<<<<
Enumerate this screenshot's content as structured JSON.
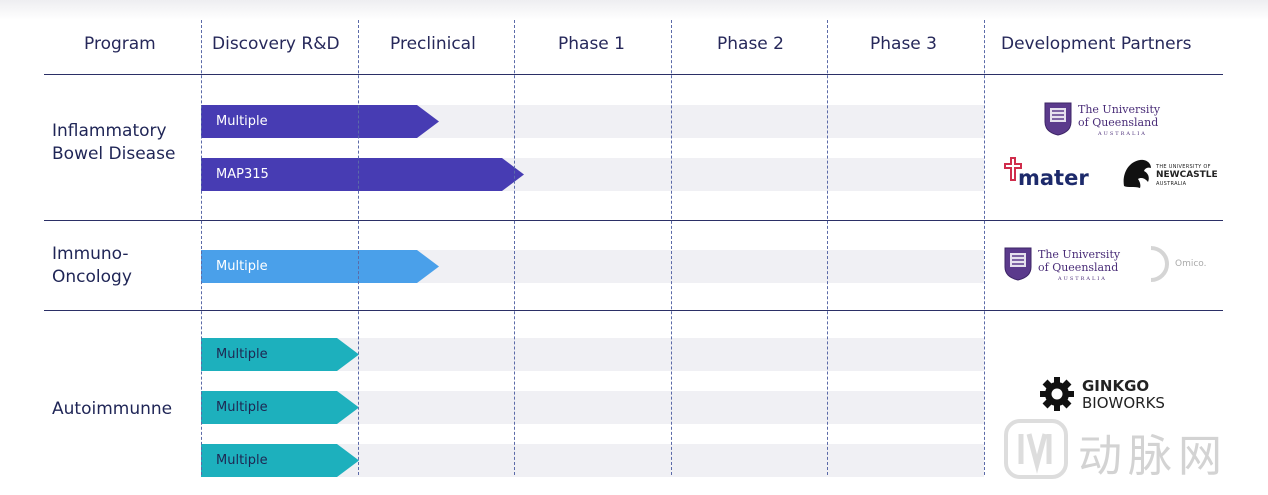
{
  "headers": {
    "program": "Program",
    "discovery": "Discovery R&D",
    "preclinical": "Preclinical",
    "phase1": "Phase 1",
    "phase2": "Phase 2",
    "phase3": "Phase 3",
    "partners": "Development Partners"
  },
  "programs": {
    "ibd": "Inflammatory Bowel Disease",
    "immuno": "Immuno-Oncology",
    "auto": "Autoimmunne"
  },
  "bars": {
    "ibd_1": "Multiple",
    "ibd_2": "MAP315",
    "immuno_1": "Multiple",
    "auto_1": "Multiple",
    "auto_2": "Multiple",
    "auto_3": "Multiple"
  },
  "partners": {
    "uq_line1": "The University",
    "uq_line2": "of Queensland",
    "uq_sub": "AUSTRALIA",
    "mater": "mater",
    "newcastle_small": "THE UNIVERSITY OF",
    "newcastle": "NEWCASTLE",
    "newcastle_sub": "AUSTRALIA",
    "omico": "Omico.",
    "ginkgo_line1": "GINKGO",
    "ginkgo_line2": "BIOWORKS"
  },
  "watermark": "动脉网",
  "colors": {
    "purple": "#473cb3",
    "blue": "#4aa0ea",
    "teal": "#1db0bd",
    "lane": "#f0f0f4"
  }
}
>>>>
* **Objective**
Report back each line of the entries that holds the string "AUSTRALIA".

* **Response for this exercise**
    "uq_sub": "AUSTRALIA",
    "newcastle_sub": "AUSTRALIA",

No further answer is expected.